#### WHAT IS NEEDED
Return the entries verbatim and drop every picture.

#### SUPPLIED DATA
────────────────────

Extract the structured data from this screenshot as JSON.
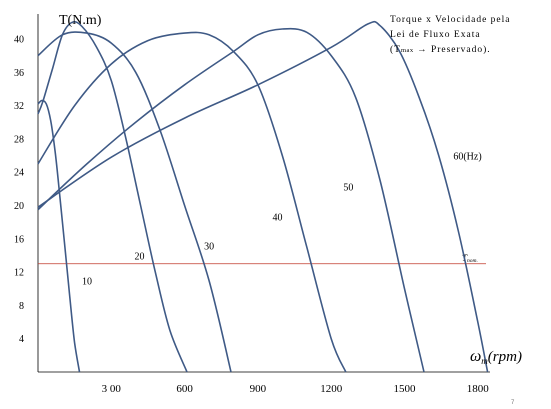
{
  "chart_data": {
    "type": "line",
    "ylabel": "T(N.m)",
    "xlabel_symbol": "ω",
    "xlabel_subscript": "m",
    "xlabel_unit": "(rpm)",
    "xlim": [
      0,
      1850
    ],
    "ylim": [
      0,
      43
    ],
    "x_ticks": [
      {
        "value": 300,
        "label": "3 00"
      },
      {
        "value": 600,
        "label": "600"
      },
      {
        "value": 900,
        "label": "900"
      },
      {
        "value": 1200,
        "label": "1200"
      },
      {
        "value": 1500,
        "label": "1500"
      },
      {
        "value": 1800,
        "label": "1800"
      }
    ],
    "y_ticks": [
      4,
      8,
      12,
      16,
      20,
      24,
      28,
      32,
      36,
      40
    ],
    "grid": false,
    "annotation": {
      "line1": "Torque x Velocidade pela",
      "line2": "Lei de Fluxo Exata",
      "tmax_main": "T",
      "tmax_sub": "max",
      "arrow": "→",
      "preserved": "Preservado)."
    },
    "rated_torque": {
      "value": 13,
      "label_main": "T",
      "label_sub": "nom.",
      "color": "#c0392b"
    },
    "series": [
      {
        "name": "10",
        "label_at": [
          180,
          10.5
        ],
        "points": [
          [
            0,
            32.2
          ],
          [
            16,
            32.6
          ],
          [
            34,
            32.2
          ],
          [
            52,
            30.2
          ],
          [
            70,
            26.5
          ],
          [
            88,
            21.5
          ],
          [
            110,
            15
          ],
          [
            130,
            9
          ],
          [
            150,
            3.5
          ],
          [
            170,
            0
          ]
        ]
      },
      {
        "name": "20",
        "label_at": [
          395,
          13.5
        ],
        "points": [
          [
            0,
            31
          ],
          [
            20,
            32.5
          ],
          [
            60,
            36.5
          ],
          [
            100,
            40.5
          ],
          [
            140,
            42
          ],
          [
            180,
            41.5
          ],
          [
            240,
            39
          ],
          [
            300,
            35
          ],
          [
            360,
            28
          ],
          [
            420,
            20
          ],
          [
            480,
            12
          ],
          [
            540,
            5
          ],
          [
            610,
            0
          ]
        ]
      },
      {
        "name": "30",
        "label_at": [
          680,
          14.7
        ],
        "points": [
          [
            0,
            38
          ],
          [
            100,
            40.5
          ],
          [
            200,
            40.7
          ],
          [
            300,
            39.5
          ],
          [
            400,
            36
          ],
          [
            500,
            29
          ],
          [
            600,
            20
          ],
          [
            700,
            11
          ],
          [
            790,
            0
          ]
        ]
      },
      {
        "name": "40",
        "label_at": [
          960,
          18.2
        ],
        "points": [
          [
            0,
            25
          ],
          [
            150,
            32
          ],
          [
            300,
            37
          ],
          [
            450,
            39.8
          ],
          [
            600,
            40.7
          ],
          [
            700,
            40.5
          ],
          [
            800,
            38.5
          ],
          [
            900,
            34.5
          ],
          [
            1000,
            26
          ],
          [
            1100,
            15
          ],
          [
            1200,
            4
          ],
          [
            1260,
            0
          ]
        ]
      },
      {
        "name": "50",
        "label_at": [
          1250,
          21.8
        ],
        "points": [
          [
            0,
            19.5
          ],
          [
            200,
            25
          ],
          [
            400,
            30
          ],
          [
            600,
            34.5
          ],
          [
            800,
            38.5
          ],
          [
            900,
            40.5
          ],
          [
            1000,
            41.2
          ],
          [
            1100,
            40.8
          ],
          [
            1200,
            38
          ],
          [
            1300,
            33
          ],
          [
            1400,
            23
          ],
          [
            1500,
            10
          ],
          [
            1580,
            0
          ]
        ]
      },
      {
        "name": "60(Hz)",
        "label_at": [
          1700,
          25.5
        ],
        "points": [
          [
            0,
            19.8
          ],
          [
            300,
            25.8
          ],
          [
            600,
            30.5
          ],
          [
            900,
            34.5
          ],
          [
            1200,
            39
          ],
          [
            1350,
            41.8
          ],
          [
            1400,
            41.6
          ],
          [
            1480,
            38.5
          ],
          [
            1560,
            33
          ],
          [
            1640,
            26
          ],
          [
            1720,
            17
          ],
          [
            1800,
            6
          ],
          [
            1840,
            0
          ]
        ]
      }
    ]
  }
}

────────────────────

#### ANSWER TO THE PROBLEM
Extract the structured data from this screenshot as JSON.
{
  "chart_data": {
    "type": "line",
    "ylabel": "T(N.m)",
    "xlabel_symbol": "ω",
    "xlabel_subscript": "m",
    "xlabel_unit": "(rpm)",
    "xlim": [
      0,
      1850
    ],
    "ylim": [
      0,
      43
    ],
    "x_ticks": [
      {
        "value": 300,
        "label": "3 00"
      },
      {
        "value": 600,
        "label": "600"
      },
      {
        "value": 900,
        "label": "900"
      },
      {
        "value": 1200,
        "label": "1200"
      },
      {
        "value": 1500,
        "label": "1500"
      },
      {
        "value": 1800,
        "label": "1800"
      }
    ],
    "y_ticks": [
      4,
      8,
      12,
      16,
      20,
      24,
      28,
      32,
      36,
      40
    ],
    "grid": false,
    "annotation": {
      "line1": "Torque x Velocidade pela",
      "line2": "Lei de Fluxo Exata",
      "tmax_main": "T",
      "tmax_sub": "max",
      "arrow": "→",
      "preserved": "Preservado)."
    },
    "rated_torque": {
      "value": 13,
      "label_main": "T",
      "label_sub": "nom.",
      "color": "#c0392b"
    },
    "series": [
      {
        "name": "10",
        "label_at": [
          180,
          10.5
        ],
        "points": [
          [
            0,
            32.2
          ],
          [
            16,
            32.6
          ],
          [
            34,
            32.2
          ],
          [
            52,
            30.2
          ],
          [
            70,
            26.5
          ],
          [
            88,
            21.5
          ],
          [
            110,
            15
          ],
          [
            130,
            9
          ],
          [
            150,
            3.5
          ],
          [
            170,
            0
          ]
        ]
      },
      {
        "name": "20",
        "label_at": [
          395,
          13.5
        ],
        "points": [
          [
            0,
            31
          ],
          [
            20,
            32.5
          ],
          [
            60,
            36.5
          ],
          [
            100,
            40.5
          ],
          [
            140,
            42
          ],
          [
            180,
            41.5
          ],
          [
            240,
            39
          ],
          [
            300,
            35
          ],
          [
            360,
            28
          ],
          [
            420,
            20
          ],
          [
            480,
            12
          ],
          [
            540,
            5
          ],
          [
            610,
            0
          ]
        ]
      },
      {
        "name": "30",
        "label_at": [
          680,
          14.7
        ],
        "points": [
          [
            0,
            38
          ],
          [
            100,
            40.5
          ],
          [
            200,
            40.7
          ],
          [
            300,
            39.5
          ],
          [
            400,
            36
          ],
          [
            500,
            29
          ],
          [
            600,
            20
          ],
          [
            700,
            11
          ],
          [
            790,
            0
          ]
        ]
      },
      {
        "name": "40",
        "label_at": [
          960,
          18.2
        ],
        "points": [
          [
            0,
            25
          ],
          [
            150,
            32
          ],
          [
            300,
            37
          ],
          [
            450,
            39.8
          ],
          [
            600,
            40.7
          ],
          [
            700,
            40.5
          ],
          [
            800,
            38.5
          ],
          [
            900,
            34.5
          ],
          [
            1000,
            26
          ],
          [
            1100,
            15
          ],
          [
            1200,
            4
          ],
          [
            1260,
            0
          ]
        ]
      },
      {
        "name": "50",
        "label_at": [
          1250,
          21.8
        ],
        "points": [
          [
            0,
            19.5
          ],
          [
            200,
            25
          ],
          [
            400,
            30
          ],
          [
            600,
            34.5
          ],
          [
            800,
            38.5
          ],
          [
            900,
            40.5
          ],
          [
            1000,
            41.2
          ],
          [
            1100,
            40.8
          ],
          [
            1200,
            38
          ],
          [
            1300,
            33
          ],
          [
            1400,
            23
          ],
          [
            1500,
            10
          ],
          [
            1580,
            0
          ]
        ]
      },
      {
        "name": "60(Hz)",
        "label_at": [
          1700,
          25.5
        ],
        "points": [
          [
            0,
            19.8
          ],
          [
            300,
            25.8
          ],
          [
            600,
            30.5
          ],
          [
            900,
            34.5
          ],
          [
            1200,
            39
          ],
          [
            1350,
            41.8
          ],
          [
            1400,
            41.6
          ],
          [
            1480,
            38.5
          ],
          [
            1560,
            33
          ],
          [
            1640,
            26
          ],
          [
            1720,
            17
          ],
          [
            1800,
            6
          ],
          [
            1840,
            0
          ]
        ]
      }
    ]
  }
}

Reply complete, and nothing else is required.